WORK REQUIRED: A faithful transcription of all the data is required.

-- begin PROVIDED RECORDS --

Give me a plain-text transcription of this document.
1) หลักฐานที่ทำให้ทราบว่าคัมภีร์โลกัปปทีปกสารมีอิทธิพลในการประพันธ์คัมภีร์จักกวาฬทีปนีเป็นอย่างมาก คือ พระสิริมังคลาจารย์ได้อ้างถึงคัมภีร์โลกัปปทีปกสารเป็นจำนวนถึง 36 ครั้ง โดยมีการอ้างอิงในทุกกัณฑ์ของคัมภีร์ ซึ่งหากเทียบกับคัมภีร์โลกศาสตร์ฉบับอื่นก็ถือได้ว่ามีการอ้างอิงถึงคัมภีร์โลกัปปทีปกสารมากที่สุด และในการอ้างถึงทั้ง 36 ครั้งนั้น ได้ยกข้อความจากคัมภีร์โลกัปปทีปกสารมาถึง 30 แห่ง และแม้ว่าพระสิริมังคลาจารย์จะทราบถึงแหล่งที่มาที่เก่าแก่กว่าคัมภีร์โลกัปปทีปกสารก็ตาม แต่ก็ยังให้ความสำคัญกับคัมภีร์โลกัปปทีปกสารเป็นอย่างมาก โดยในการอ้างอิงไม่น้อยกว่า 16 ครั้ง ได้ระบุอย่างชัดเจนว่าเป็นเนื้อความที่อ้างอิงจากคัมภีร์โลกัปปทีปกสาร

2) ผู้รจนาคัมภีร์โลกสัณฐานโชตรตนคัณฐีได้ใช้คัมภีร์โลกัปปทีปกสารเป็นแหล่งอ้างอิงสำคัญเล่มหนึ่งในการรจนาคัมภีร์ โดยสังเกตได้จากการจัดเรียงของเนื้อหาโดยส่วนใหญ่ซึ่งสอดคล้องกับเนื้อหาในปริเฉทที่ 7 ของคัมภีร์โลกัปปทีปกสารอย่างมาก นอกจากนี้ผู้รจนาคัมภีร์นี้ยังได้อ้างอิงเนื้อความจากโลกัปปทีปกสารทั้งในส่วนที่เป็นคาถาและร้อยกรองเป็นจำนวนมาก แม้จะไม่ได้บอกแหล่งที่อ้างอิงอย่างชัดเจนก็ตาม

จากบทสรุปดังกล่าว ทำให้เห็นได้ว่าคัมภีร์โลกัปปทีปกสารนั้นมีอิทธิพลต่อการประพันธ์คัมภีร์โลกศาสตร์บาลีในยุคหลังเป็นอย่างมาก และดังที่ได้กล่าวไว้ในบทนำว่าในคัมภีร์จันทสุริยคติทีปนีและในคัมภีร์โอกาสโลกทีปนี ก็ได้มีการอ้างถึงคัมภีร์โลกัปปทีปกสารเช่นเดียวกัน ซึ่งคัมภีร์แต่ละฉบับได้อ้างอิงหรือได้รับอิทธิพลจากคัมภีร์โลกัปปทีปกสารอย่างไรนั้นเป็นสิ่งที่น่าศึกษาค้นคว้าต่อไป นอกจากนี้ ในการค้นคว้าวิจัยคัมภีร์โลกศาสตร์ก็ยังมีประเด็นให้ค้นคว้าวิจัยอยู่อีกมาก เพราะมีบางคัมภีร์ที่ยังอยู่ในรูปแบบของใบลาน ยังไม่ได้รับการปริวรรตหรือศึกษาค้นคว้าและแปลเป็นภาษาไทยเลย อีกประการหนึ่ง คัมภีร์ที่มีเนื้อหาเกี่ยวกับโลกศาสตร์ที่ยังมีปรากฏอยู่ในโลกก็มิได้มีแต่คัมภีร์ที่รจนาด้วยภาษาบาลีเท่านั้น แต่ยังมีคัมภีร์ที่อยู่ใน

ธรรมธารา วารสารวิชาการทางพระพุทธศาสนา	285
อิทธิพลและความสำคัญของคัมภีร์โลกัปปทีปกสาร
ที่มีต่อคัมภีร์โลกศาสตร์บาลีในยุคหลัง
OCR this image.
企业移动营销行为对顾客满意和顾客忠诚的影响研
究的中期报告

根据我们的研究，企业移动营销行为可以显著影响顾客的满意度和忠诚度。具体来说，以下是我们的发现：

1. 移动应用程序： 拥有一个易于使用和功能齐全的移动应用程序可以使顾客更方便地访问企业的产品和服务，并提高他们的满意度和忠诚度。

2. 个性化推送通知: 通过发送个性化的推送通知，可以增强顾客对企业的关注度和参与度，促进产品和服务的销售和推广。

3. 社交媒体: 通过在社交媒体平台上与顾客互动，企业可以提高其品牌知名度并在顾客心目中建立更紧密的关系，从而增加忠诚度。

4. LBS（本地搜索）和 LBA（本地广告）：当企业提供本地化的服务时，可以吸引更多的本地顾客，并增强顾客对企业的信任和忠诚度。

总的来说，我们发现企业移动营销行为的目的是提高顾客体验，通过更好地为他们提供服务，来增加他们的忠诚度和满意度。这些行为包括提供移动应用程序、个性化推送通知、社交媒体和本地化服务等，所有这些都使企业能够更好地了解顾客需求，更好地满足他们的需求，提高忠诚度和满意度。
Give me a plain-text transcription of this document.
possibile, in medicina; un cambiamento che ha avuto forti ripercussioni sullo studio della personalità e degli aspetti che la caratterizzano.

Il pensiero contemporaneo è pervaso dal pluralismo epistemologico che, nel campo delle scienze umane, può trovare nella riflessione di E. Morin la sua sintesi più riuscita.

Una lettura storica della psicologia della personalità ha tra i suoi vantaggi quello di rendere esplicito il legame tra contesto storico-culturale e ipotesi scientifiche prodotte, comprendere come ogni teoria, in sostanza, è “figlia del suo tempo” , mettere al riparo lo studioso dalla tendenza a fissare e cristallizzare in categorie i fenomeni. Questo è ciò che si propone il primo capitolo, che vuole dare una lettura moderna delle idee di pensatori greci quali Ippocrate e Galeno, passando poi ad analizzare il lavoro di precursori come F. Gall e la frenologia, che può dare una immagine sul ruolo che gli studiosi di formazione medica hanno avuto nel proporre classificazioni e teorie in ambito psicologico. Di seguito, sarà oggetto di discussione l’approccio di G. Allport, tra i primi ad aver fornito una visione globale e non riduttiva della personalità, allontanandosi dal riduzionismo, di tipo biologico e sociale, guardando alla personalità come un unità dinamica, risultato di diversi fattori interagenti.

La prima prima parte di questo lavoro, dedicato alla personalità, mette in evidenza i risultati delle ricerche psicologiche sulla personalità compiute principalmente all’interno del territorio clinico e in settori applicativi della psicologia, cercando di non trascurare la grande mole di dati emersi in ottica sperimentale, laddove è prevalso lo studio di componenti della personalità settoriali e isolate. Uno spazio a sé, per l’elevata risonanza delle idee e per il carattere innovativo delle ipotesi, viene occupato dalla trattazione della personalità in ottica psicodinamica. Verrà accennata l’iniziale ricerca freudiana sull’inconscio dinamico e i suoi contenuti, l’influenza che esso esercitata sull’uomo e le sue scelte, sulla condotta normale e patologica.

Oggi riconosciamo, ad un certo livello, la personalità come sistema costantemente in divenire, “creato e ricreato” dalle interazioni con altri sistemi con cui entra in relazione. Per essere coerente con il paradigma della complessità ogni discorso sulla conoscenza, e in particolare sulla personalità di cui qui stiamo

-- end PROVIDED RECORDS --

EXERCISE SOLUTION:
Give me a plain-text transcription of this document.
1) หลักฐานที่ทำให้ทราบว่าคัมภีร์โลกัปปทีปกสารมีอิทธิพลในการประพันธ์คัมภีร์จักกวาฬทีปนีเป็นอย่างมาก คือ พระสิริมังคลาจารย์ได้อ้างถึงคัมภีร์โลกัปปทีปกสารเป็นจำนวนถึง 36 ครั้ง โดยมีการอ้างอิงในทุกกัณฑ์ของคัมภีร์ ซึ่งหากเทียบกับคัมภีร์โลกศาสตร์ฉบับอื่นก็ถือได้ว่ามีการอ้างอิงถึงคัมภีร์โลกัปปทีปกสารมากที่สุด และในการอ้างถึงทั้ง 36 ครั้งนั้น ได้ยกข้อความจากคัมภีร์โลกัปปทีปกสารมาถึง 30 แห่ง และแม้ว่าพระสิริมังคลาจารย์จะทราบถึงแหล่งที่มาที่เก่าแก่กว่าคัมภีร์โลกัปปทีปกสารก็ตาม แต่ก็ยังให้ความสำคัญกับคัมภีร์โลกัปปทีปกสารเป็นอย่างมาก โดยในการอ้างอิงไม่น้อยกว่า 16 ครั้ง ได้ระบุอย่างชัดเจนว่าเป็นเนื้อความที่อ้างอิงจากคัมภีร์โลกัปปทีปกสาร

2) ผู้รจนาคัมภีร์โลกสัณฐานโชตรตนคัณฐีได้ใช้คัมภีร์โลกัปปทีปกสารเป็นแหล่งอ้างอิงสำคัญเล่มหนึ่งในการรจนาคัมภีร์ โดยสังเกตได้จากการจัดเรียงของเนื้อหาโดยส่วนใหญ่ซึ่งสอดคล้องกับเนื้อหาในปริเฉทที่ 7 ของคัมภีร์โลกัปปทีปกสารอย่างมาก นอกจากนี้ผู้รจนาคัมภีร์นี้ยังได้อ้างอิงเนื้อความจากโลกัปปทีปกสารทั้งในส่วนที่เป็นคาถาและร้อยกรองเป็นจำนวนมาก แม้จะไม่ได้บอกแหล่งที่อ้างอิงอย่างชัดเจนก็ตาม

จากบทสรุปดังกล่าว ทำให้เห็นได้ว่าคัมภีร์โลกัปปทีปกสารนั้นมีอิทธิพลต่อการประพันธ์คัมภีร์โลกศาสตร์บาลีในยุคหลังเป็นอย่างมาก และดังที่ได้กล่าวไว้ในบทนำว่าในคัมภีร์จันทสุริยคติทีปนีและในคัมภีร์โอกาสโลกทีปนี ก็ได้มีการอ้างถึงคัมภีร์โลกัปปทีปกสารเช่นเดียวกัน ซึ่งคัมภีร์แต่ละฉบับได้อ้างอิงหรือได้รับอิทธิพลจากคัมภีร์โลกัปปทีปกสารอย่างไรนั้นเป็นสิ่งที่น่าศึกษาค้นคว้าต่อไป นอกจากนี้ ในการค้นคว้าวิจัยคัมภีร์โลกศาสตร์ก็ยังมีประเด็นให้ค้นคว้าวิจัยอยู่อีกมาก เพราะมีบางคัมภีร์ที่ยังอยู่ในรูปแบบของใบลาน ยังไม่ได้รับการปริวรรตหรือศึกษาค้นคว้าและแปลเป็นภาษาไทยเลย อีกประการหนึ่ง คัมภีร์ที่มีเนื้อหาเกี่ยวกับโลกศาสตร์ที่ยังมีปรากฏอยู่ในโลกก็มิได้มีแต่คัมภีร์ที่รจนาด้วยภาษาบาลีเท่านั้น แต่ยังมีคัมภีร์ที่อยู่ใน

ธรรมธารา วารสารวิชาการทางพระพุทธศาสนา	285
อิทธิพลและความสำคัญของคัมภีร์โลกัปปทีปกสาร
ที่มีต่อคัมภีร์โลกศาสตร์บาลีในยุคหลัง
OCR this image.
企业移动营销行为对顾客满意和顾客忠诚的影响研
究的中期报告

根据我们的研究，企业移动营销行为可以显著影响顾客的满意度和忠诚度。具体来说，以下是我们的发现：

1. 移动应用程序： 拥有一个易于使用和功能齐全的移动应用程序可以使顾客更方便地访问企业的产品和服务，并提高他们的满意度和忠诚度。

2. 个性化推送通知: 通过发送个性化的推送通知，可以增强顾客对企业的关注度和参与度，促进产品和服务的销售和推广。

3. 社交媒体: 通过在社交媒体平台上与顾客互动，企业可以提高其品牌知名度并在顾客心目中建立更紧密的关系，从而增加忠诚度。

4. LBS（本地搜索）和 LBA（本地广告）：当企业提供本地化的服务时，可以吸引更多的本地顾客，并增强顾客对企业的信任和忠诚度。

总的来说，我们发现企业移动营销行为的目的是提高顾客体验，通过更好地为他们提供服务，来增加他们的忠诚度和满意度。这些行为包括提供移动应用程序、个性化推送通知、社交媒体和本地化服务等，所有这些都使企业能够更好地了解顾客需求，更好地满足他们的需求，提高忠诚度和满意度。
Give me a plain-text transcription of this document.
possibile, in medicina; un cambiamento che ha avuto forti ripercussioni sullo studio della personalità e degli aspetti che la caratterizzano.

Il pensiero contemporaneo è pervaso dal pluralismo epistemologico che, nel campo delle scienze umane, può trovare nella riflessione di E. Morin la sua sintesi più riuscita.

Una lettura storica della psicologia della personalità ha tra i suoi vantaggi quello di rendere esplicito il legame tra contesto storico-culturale e ipotesi scientifiche prodotte, comprendere come ogni teoria, in sostanza, è “figlia del suo tempo” , mettere al riparo lo studioso dalla tendenza a fissare e cristallizzare in categorie i fenomeni. Questo è ciò che si propone il primo capitolo, che vuole dare una lettura moderna delle idee di pensatori greci quali Ippocrate e Galeno, passando poi ad analizzare il lavoro di precursori come F. Gall e la frenologia, che può dare una immagine sul ruolo che gli studiosi di formazione medica hanno avuto nel proporre classificazioni e teorie in ambito psicologico. Di seguito, sarà oggetto di discussione l’approccio di G. Allport, tra i primi ad aver fornito una visione globale e non riduttiva della personalità, allontanandosi dal riduzionismo, di tipo biologico e sociale, guardando alla personalità come un unità dinamica, risultato di diversi fattori interagenti.

La prima prima parte di questo lavoro, dedicato alla personalità, mette in evidenza i risultati delle ricerche psicologiche sulla personalità compiute principalmente all’interno del territorio clinico e in settori applicativi della psicologia, cercando di non trascurare la grande mole di dati emersi in ottica sperimentale, laddove è prevalso lo studio di componenti della personalità settoriali e isolate. Uno spazio a sé, per l’elevata risonanza delle idee e per il carattere innovativo delle ipotesi, viene occupato dalla trattazione della personalità in ottica psicodinamica. Verrà accennata l’iniziale ricerca freudiana sull’inconscio dinamico e i suoi contenuti, l’influenza che esso esercitata sull’uomo e le sue scelte, sulla condotta normale e patologica.

Oggi riconosciamo, ad un certo livello, la personalità come sistema costantemente in divenire, “creato e ricreato” dalle interazioni con altri sistemi con cui entra in relazione. Per essere coerente con il paradigma della complessità ogni discorso sulla conoscenza, e in particolare sulla personalità di cui qui stiamo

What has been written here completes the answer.